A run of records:
···

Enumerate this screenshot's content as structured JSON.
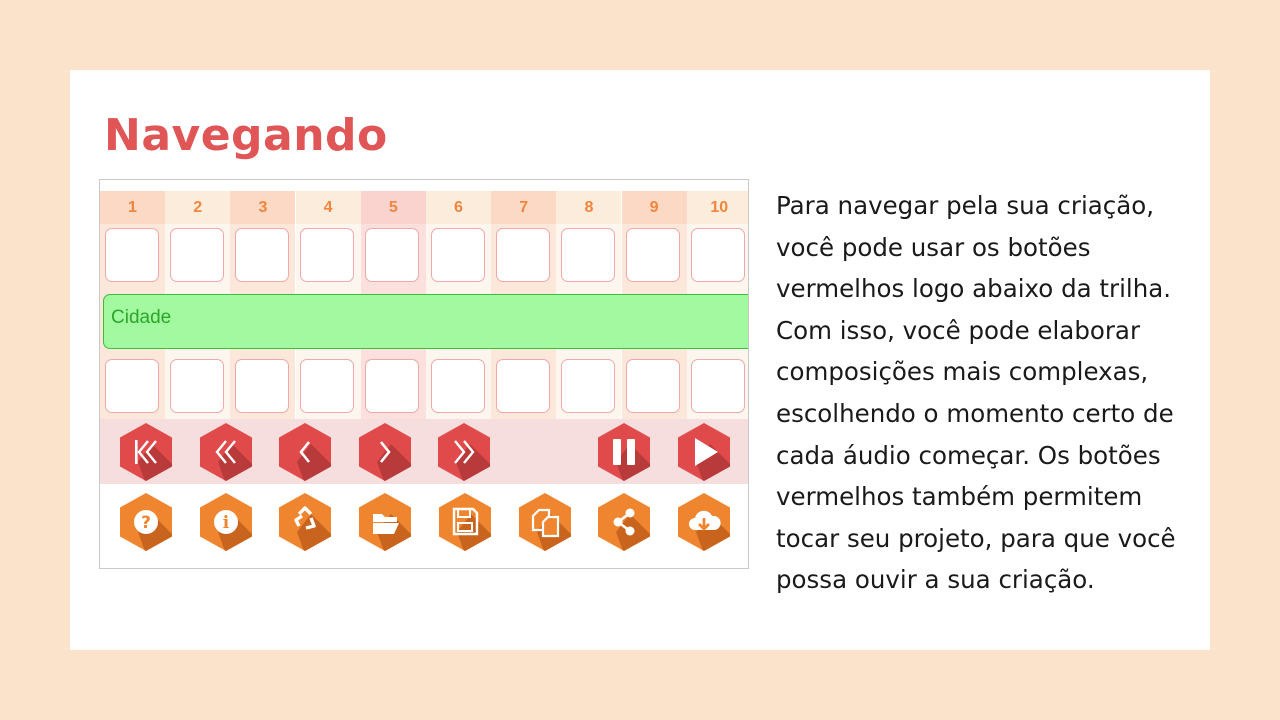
{
  "slide": {
    "title": "Navegando",
    "paragraph": "Para navegar pela sua criação, você pode usar os botões vermelhos logo abaixo da trilha. Com isso, você pode elaborar composições mais complexas, escolhendo o momento certo de cada áudio começar. Os botões vermelhos também permitem tocar seu projeto, para que você possa ouvir a sua criação."
  },
  "composer": {
    "columns": [
      "1",
      "2",
      "3",
      "4",
      "5",
      "6",
      "7",
      "8",
      "9",
      "10"
    ],
    "highlighted_column": "5",
    "audio_block_label": "Cidade",
    "nav_buttons": [
      "skip-to-start-icon",
      "rewind-icon",
      "previous-icon",
      "next-icon",
      "fast-forward-icon",
      "pause-icon",
      "play-icon"
    ],
    "tool_buttons": [
      "help-icon",
      "info-icon",
      "recycle-icon",
      "open-folder-icon",
      "save-icon",
      "copy-icon",
      "share-icon",
      "cloud-download-icon"
    ]
  },
  "colors": {
    "background": "#fae3ca",
    "title": "#e05555",
    "nav_button": "#e04a4a",
    "tool_button": "#f0852f",
    "audio_block": "#a3f99f",
    "column_number": "#f0853d"
  }
}
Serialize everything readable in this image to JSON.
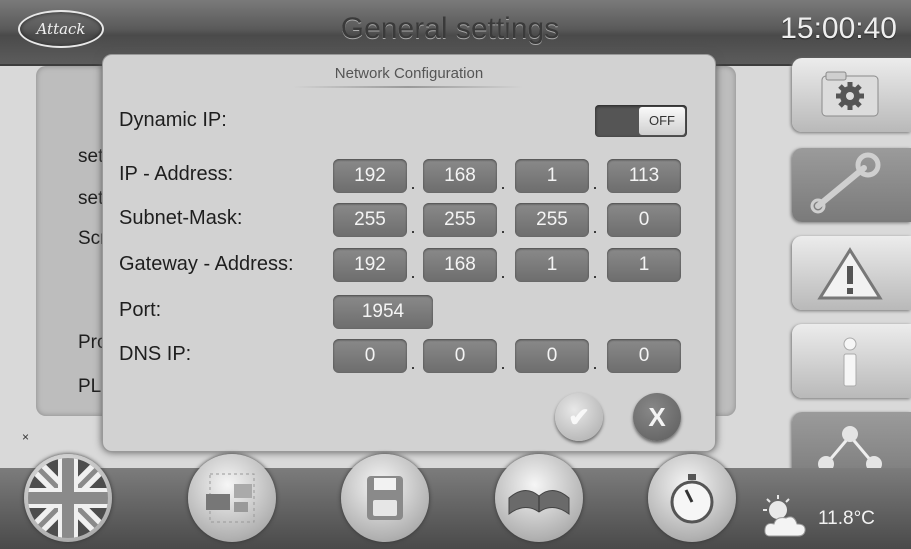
{
  "header": {
    "logo_text": "Attack",
    "title": "General settings",
    "clock": "15:00:40"
  },
  "background_panel": {
    "rows": [
      "set",
      "set",
      "Scr",
      "Pro",
      "PL"
    ],
    "corner_mark": "×"
  },
  "dialog": {
    "title": "Network Configuration",
    "dynamic_ip": {
      "label": "Dynamic IP:",
      "toggle_text": "OFF",
      "state": "off"
    },
    "ip_address": {
      "label": "IP - Address:",
      "octets": [
        "192",
        "168",
        "1",
        "113"
      ]
    },
    "subnet_mask": {
      "label": "Subnet-Mask:",
      "octets": [
        "255",
        "255",
        "255",
        "0"
      ]
    },
    "gateway": {
      "label": "Gateway - Address:",
      "octets": [
        "192",
        "168",
        "1",
        "1"
      ]
    },
    "port": {
      "label": "Port:",
      "value": "1954"
    },
    "dns_ip": {
      "label": "DNS IP:",
      "octets": [
        "0",
        "0",
        "0",
        "0"
      ]
    },
    "dot": ".",
    "ok_glyph": "✔",
    "cancel_glyph": "X"
  },
  "side_menu": [
    {
      "icon": "settings-folder-icon",
      "active": false
    },
    {
      "icon": "wrench-icon",
      "active": true
    },
    {
      "icon": "warning-icon",
      "active": false
    },
    {
      "icon": "info-icon",
      "active": false
    },
    {
      "icon": "network-icon",
      "active": true
    }
  ],
  "bottom_bar": {
    "buttons": [
      "uk-flag-icon",
      "screen-layout-icon",
      "save-icon",
      "manual-book-icon",
      "stopwatch-icon"
    ],
    "weather_icon": "partly-cloudy-icon",
    "temperature": "11.8°C"
  }
}
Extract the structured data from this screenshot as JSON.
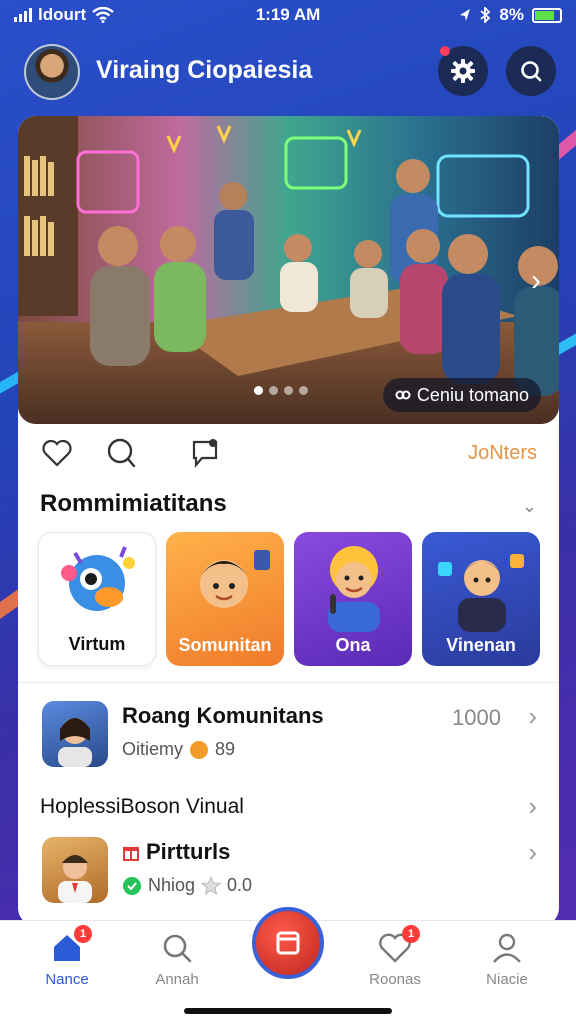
{
  "status": {
    "carrier": "ldourt",
    "time": "1:19 AM",
    "battery": "8%"
  },
  "header": {
    "title": "Viraing Ciopaiesia"
  },
  "hero": {
    "chip_label": "Ceniu tomano"
  },
  "actions": {
    "link_label": "JoNters"
  },
  "section": {
    "title": "Rommimiatitans",
    "tiles": [
      {
        "label": "Virtum"
      },
      {
        "label": "Somunitan"
      },
      {
        "label": "Ona"
      },
      {
        "label": "Vinenan"
      }
    ]
  },
  "list": {
    "rows": [
      {
        "title": "Roang Komunitans",
        "sub_text": "Oitiemy",
        "sub_count": "89",
        "count": "1000"
      },
      {
        "heading": "HoplessiBoson Vinual"
      },
      {
        "title": "Pirtturls",
        "sub_text": "Nhiog",
        "sub_count": "0.0"
      }
    ]
  },
  "tabbar": {
    "tabs": [
      {
        "label": "Nance",
        "badge": "1"
      },
      {
        "label": "Annah"
      },
      {
        "label": "Roonas",
        "badge": "1"
      },
      {
        "label": "Niacie"
      }
    ]
  },
  "colors": {
    "accent": "#2a5bd7",
    "link": "#e39445",
    "fab": "#d83a2f"
  }
}
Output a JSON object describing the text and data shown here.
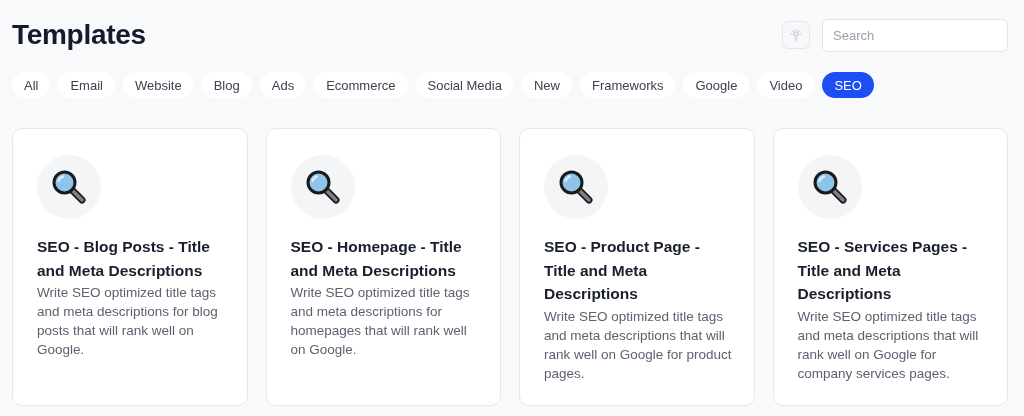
{
  "title": "Templates",
  "search": {
    "placeholder": "Search"
  },
  "filters": [
    {
      "label": "All",
      "selected": false
    },
    {
      "label": "Email",
      "selected": false
    },
    {
      "label": "Website",
      "selected": false
    },
    {
      "label": "Blog",
      "selected": false
    },
    {
      "label": "Ads",
      "selected": false
    },
    {
      "label": "Ecommerce",
      "selected": false
    },
    {
      "label": "Social Media",
      "selected": false
    },
    {
      "label": "New",
      "selected": false
    },
    {
      "label": "Frameworks",
      "selected": false
    },
    {
      "label": "Google",
      "selected": false
    },
    {
      "label": "Video",
      "selected": false
    },
    {
      "label": "SEO",
      "selected": true
    }
  ],
  "cards": [
    {
      "title": "SEO - Blog Posts - Title and Meta Descriptions",
      "description": "Write SEO optimized title tags and meta descriptions for blog posts that will rank well on Google."
    },
    {
      "title": "SEO - Homepage - Title and Meta Descriptions",
      "description": "Write SEO optimized title tags and meta descriptions for homepages that will rank well on Google."
    },
    {
      "title": "SEO - Product Page - Title and Meta Descriptions",
      "description": "Write SEO optimized title tags and meta descriptions that will rank well on Google for product pages."
    },
    {
      "title": "SEO - Services Pages - Title and Meta Descriptions",
      "description": "Write SEO optimized title tags and meta descriptions that will rank well on Google for company services pages."
    }
  ]
}
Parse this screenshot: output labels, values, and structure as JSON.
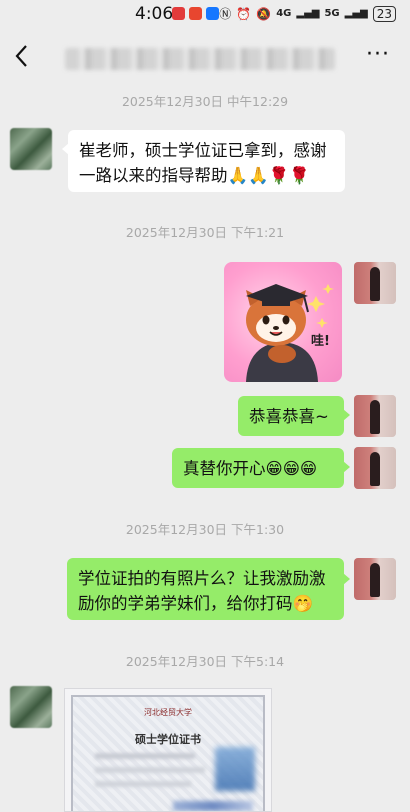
{
  "status_bar": {
    "time": "4:06",
    "network": "4G",
    "network2": "5G",
    "battery": "23"
  },
  "header": {
    "back_icon": "chevron-left-icon",
    "more_label": "···"
  },
  "timestamps": [
    "2025年12月30日 中午12:29",
    "2025年12月30日 下午1:21",
    "2025年12月30日 下午1:30",
    "2025年12月30日 下午5:14"
  ],
  "messages": {
    "m1_line1": "崔老师，硕士学位证已拿到，感谢",
    "m1_line2": "一路以来的指导帮助🙏🙏🌹🌹",
    "m3": "恭喜恭喜~",
    "m4": "真替你开心😁😁😁",
    "m5_line1": "学位证拍的有照片么？让我激励激",
    "m5_line2": "励你的学弟学妹们，给你打码🤭"
  },
  "sticker": {
    "text": "哇!"
  },
  "certificate": {
    "university": "河北经贸大学",
    "title": "硕士学位证书"
  },
  "colors": {
    "background": "#ededed",
    "sent_bubble": "#95ec69",
    "received_bubble": "#ffffff",
    "timestamp": "#a8a8a8"
  }
}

···

WHAT THIS TASK INVOLVES
Where a line in the entries holds "well", copy that line.

RESULT OF THE TASK
      "description": "Write SEO optimized title tags and meta descriptions for blog posts that will rank well on Google."
      "description": "Write SEO optimized title tags and meta descriptions for homepages that will rank well on Google."
      "description": "Write SEO optimized title tags and meta descriptions that will rank well on Google for product pages."
      "description": "Write SEO optimized title tags and meta descriptions that will rank well on Google for company services pages."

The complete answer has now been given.